(Instruction): Copy everything in the listing below word for word, apart from any images.
[START Data shown]
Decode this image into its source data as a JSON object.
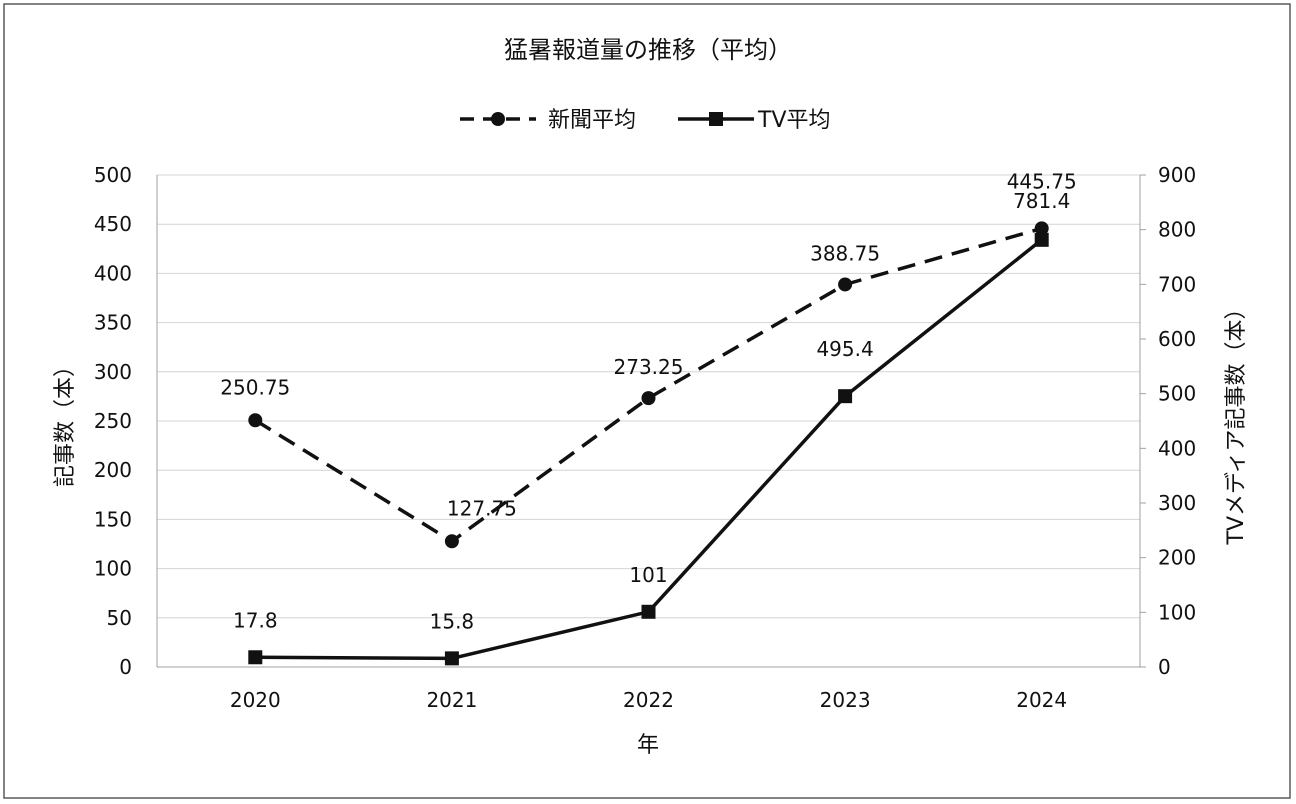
{
  "chart_data": {
    "type": "line",
    "title": "猛暑報道量の推移（平均）",
    "xlabel": "年",
    "ylabel": "記事数（本）",
    "y2label": "TVメディア記事数（本）",
    "categories": [
      "2020",
      "2021",
      "2022",
      "2023",
      "2024"
    ],
    "ylim": [
      0,
      500
    ],
    "y2lim": [
      0,
      900
    ],
    "yticks": [
      "0",
      "50",
      "100",
      "150",
      "200",
      "250",
      "300",
      "350",
      "400",
      "450",
      "500"
    ],
    "y2ticks": [
      "0",
      "100",
      "200",
      "300",
      "400",
      "500",
      "600",
      "700",
      "800",
      "900"
    ],
    "grid": true,
    "legend": "top",
    "series": [
      {
        "name": "新聞平均",
        "axis": "left",
        "style": "dashed",
        "marker": "circle",
        "color": "#111111",
        "values": [
          250.75,
          127.75,
          273.25,
          388.75,
          445.75
        ],
        "labels": [
          "250.75",
          "127.75",
          "273.25",
          "388.75",
          "445.75"
        ]
      },
      {
        "name": "TV平均",
        "axis": "right",
        "style": "solid",
        "marker": "square",
        "color": "#111111",
        "values": [
          17.8,
          15.8,
          101,
          495.4,
          781.4
        ],
        "labels": [
          "17.8",
          "15.8",
          "101",
          "495.4",
          "781.4"
        ]
      }
    ]
  }
}
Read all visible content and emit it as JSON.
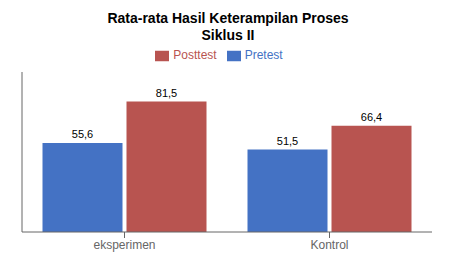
[END Data shown]
(Output below):
Decode this image into its source data as a JSON object.
{
  "chart_data": {
    "type": "line",
    "title": "猛暑報道量の推移（平均）",
    "xlabel": "年",
    "ylabel": "記事数（本）",
    "y2label": "TVメディア記事数（本）",
    "categories": [
      "2020",
      "2021",
      "2022",
      "2023",
      "2024"
    ],
    "ylim": [
      0,
      500
    ],
    "y2lim": [
      0,
      900
    ],
    "yticks": [
      "0",
      "50",
      "100",
      "150",
      "200",
      "250",
      "300",
      "350",
      "400",
      "450",
      "500"
    ],
    "y2ticks": [
      "0",
      "100",
      "200",
      "300",
      "400",
      "500",
      "600",
      "700",
      "800",
      "900"
    ],
    "grid": true,
    "legend": "top",
    "series": [
      {
        "name": "新聞平均",
        "axis": "left",
        "style": "dashed",
        "marker": "circle",
        "color": "#111111",
        "values": [
          250.75,
          127.75,
          273.25,
          388.75,
          445.75
        ],
        "labels": [
          "250.75",
          "127.75",
          "273.25",
          "388.75",
          "445.75"
        ]
      },
      {
        "name": "TV平均",
        "axis": "right",
        "style": "solid",
        "marker": "square",
        "color": "#111111",
        "values": [
          17.8,
          15.8,
          101,
          495.4,
          781.4
        ],
        "labels": [
          "17.8",
          "15.8",
          "101",
          "495.4",
          "781.4"
        ]
      }
    ]
  }
}
Read all visible content and emit it as JSON.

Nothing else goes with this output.